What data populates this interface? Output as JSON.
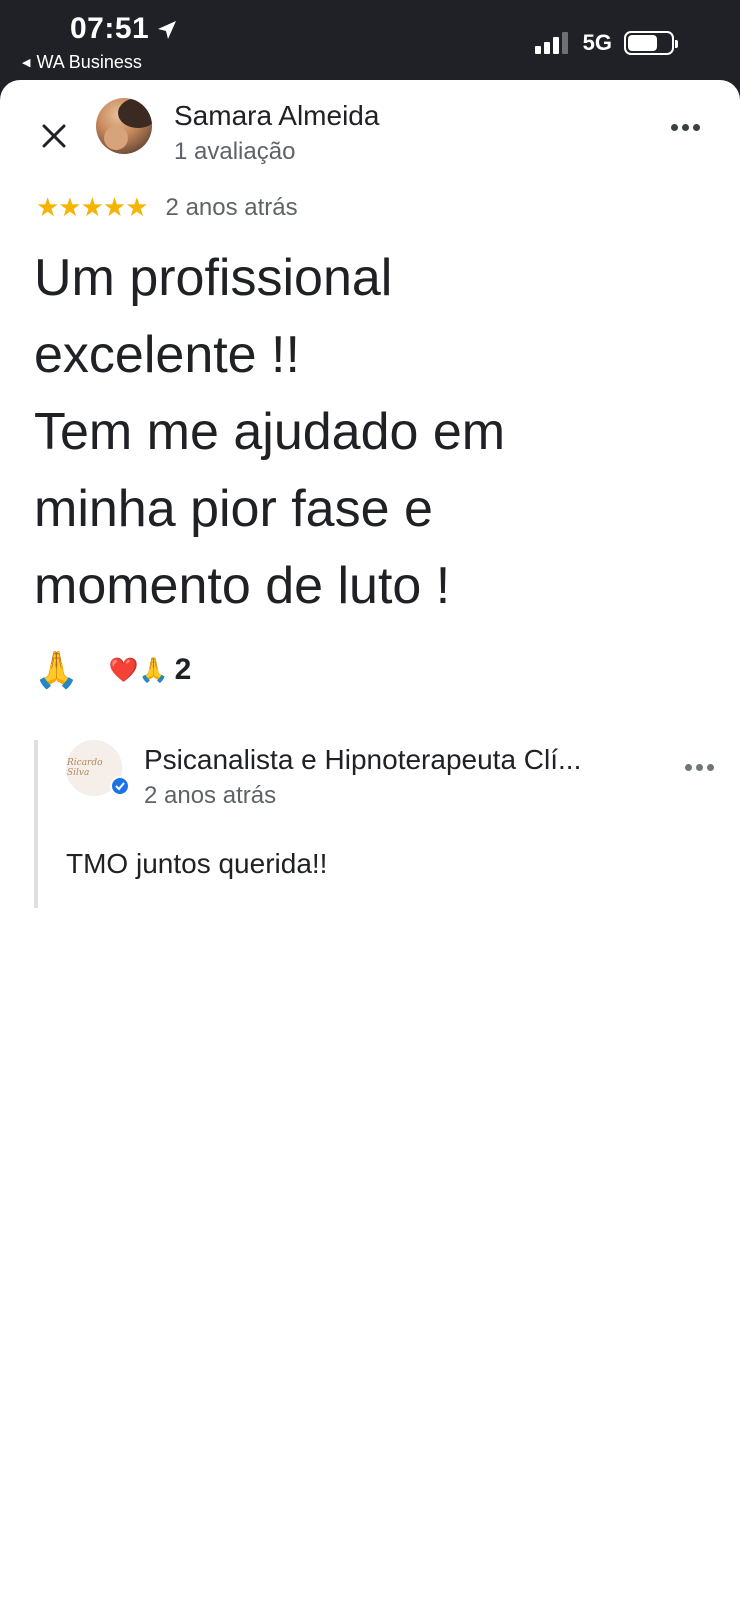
{
  "status_bar": {
    "time": "07:51",
    "back_app": "WA Business",
    "network": "5G"
  },
  "review": {
    "reviewer_name": "Samara Almeida",
    "reviewer_count": "1 avaliação",
    "stars": "★★★★★",
    "rating": 5,
    "date": "2 anos atrás",
    "text": "Um profissional\nexcelente !!\nTem me ajudado em\nminha pior fase e\nmomento de luto !",
    "react_button": "🙏",
    "reaction_emojis": "❤️🙏",
    "reaction_count": "2"
  },
  "owner_reply": {
    "name": "Psicanalista e Hipnoterapeuta Clí...",
    "date": "2 anos atrás",
    "text": "TMO juntos querida!!",
    "logo_text": "Ricardo Silva"
  },
  "colors": {
    "star": "#f4b400",
    "status_bar_bg": "#202126",
    "verified": "#1a73e8"
  }
}
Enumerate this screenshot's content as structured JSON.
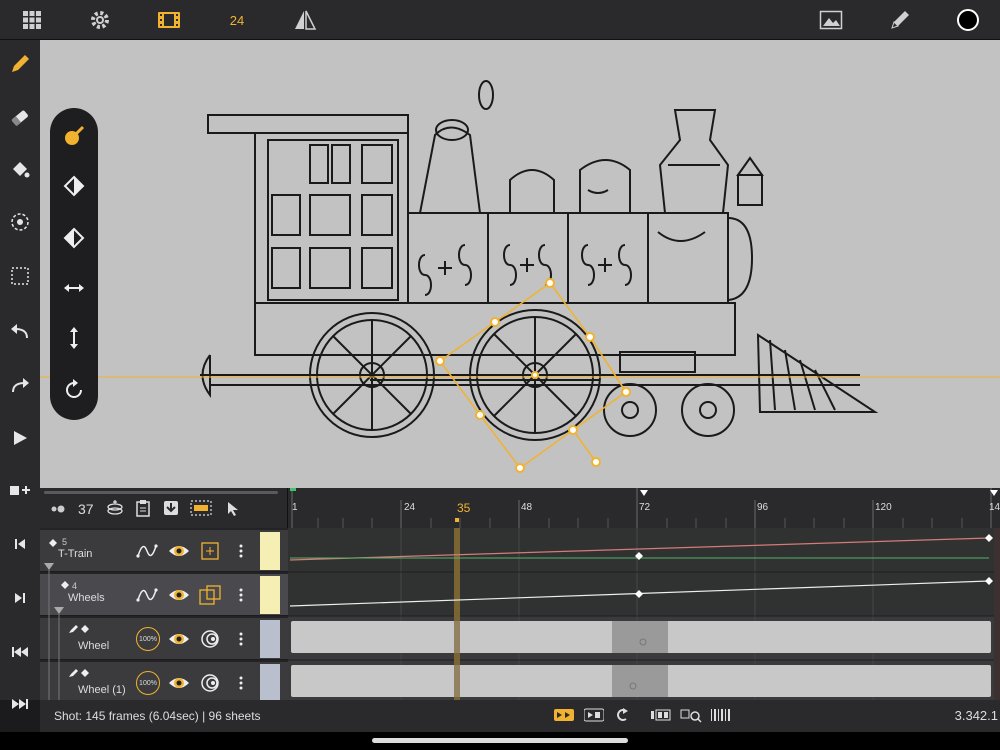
{
  "topbar": {
    "frame_rate": "24",
    "icons": [
      "grid-icon",
      "gear-icon",
      "filmstrip-icon",
      "mirror-icon",
      "image-icon",
      "pencil-icon",
      "color-swatch-icon"
    ]
  },
  "left_tools": [
    "pencil-icon",
    "eraser-icon",
    "paint-bucket-icon",
    "transform-icon",
    "select-rect-icon",
    "undo-icon",
    "redo-icon",
    "play-icon",
    "add-layer-icon",
    "first-frame-icon",
    "next-frame-icon",
    "rewind-icon",
    "fast-forward-icon"
  ],
  "palette_tools": [
    "brush-icon",
    "diamond-left-icon",
    "diamond-right-icon",
    "horizontal-arrow-icon",
    "vertical-arrow-icon",
    "rotate-icon"
  ],
  "timeline": {
    "frame_count_display": "37",
    "current_frame": "35",
    "ruler_ticks": [
      "1",
      "24",
      "48",
      "72",
      "96",
      "120",
      "14"
    ]
  },
  "layers": [
    {
      "number": "5",
      "name": "T-Train"
    },
    {
      "number": "4",
      "name": "Wheels"
    },
    {
      "name": "Wheel",
      "opacity": "100%"
    },
    {
      "name": "Wheel (1)",
      "opacity": "100%"
    }
  ],
  "status": {
    "shot_info": "Shot: 145 frames (6.04sec) | 96 sheets",
    "right_value": "3.342.1"
  },
  "colors": {
    "accent": "#f1b32f",
    "canvas": "#c2c2c2",
    "panel": "#2a2a2c"
  }
}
****************************************
Without the pictures, write out every entry precisely as it appears.

REPLY
What data populates this interface? Output as JSON.
{
  "status_bar": {
    "time": "07:51",
    "back_app": "WA Business",
    "network": "5G"
  },
  "review": {
    "reviewer_name": "Samara Almeida",
    "reviewer_count": "1 avaliação",
    "stars": "★★★★★",
    "rating": 5,
    "date": "2 anos atrás",
    "text": "Um profissional\nexcelente !!\nTem me ajudado em\nminha pior fase e\nmomento de luto !",
    "react_button": "🙏",
    "reaction_emojis": "❤️🙏",
    "reaction_count": "2"
  },
  "owner_reply": {
    "name": "Psicanalista e Hipnoterapeuta Clí...",
    "date": "2 anos atrás",
    "text": "TMO juntos querida!!",
    "logo_text": "Ricardo Silva"
  },
  "colors": {
    "star": "#f4b400",
    "status_bar_bg": "#202126",
    "verified": "#1a73e8"
  }
}
Enumerate this screenshot's content as structured JSON.
{
  "topbar": {
    "frame_rate": "24",
    "icons": [
      "grid-icon",
      "gear-icon",
      "filmstrip-icon",
      "mirror-icon",
      "image-icon",
      "pencil-icon",
      "color-swatch-icon"
    ]
  },
  "left_tools": [
    "pencil-icon",
    "eraser-icon",
    "paint-bucket-icon",
    "transform-icon",
    "select-rect-icon",
    "undo-icon",
    "redo-icon",
    "play-icon",
    "add-layer-icon",
    "first-frame-icon",
    "next-frame-icon",
    "rewind-icon",
    "fast-forward-icon"
  ],
  "palette_tools": [
    "brush-icon",
    "diamond-left-icon",
    "diamond-right-icon",
    "horizontal-arrow-icon",
    "vertical-arrow-icon",
    "rotate-icon"
  ],
  "timeline": {
    "frame_count_display": "37",
    "current_frame": "35",
    "ruler_ticks": [
      "1",
      "24",
      "48",
      "72",
      "96",
      "120",
      "14"
    ]
  },
  "layers": [
    {
      "number": "5",
      "name": "T-Train"
    },
    {
      "number": "4",
      "name": "Wheels"
    },
    {
      "name": "Wheel",
      "opacity": "100%"
    },
    {
      "name": "Wheel (1)",
      "opacity": "100%"
    }
  ],
  "status": {
    "shot_info": "Shot: 145 frames (6.04sec) | 96 sheets",
    "right_value": "3.342.1"
  },
  "colors": {
    "accent": "#f1b32f",
    "canvas": "#c2c2c2",
    "panel": "#2a2a2c"
  }
}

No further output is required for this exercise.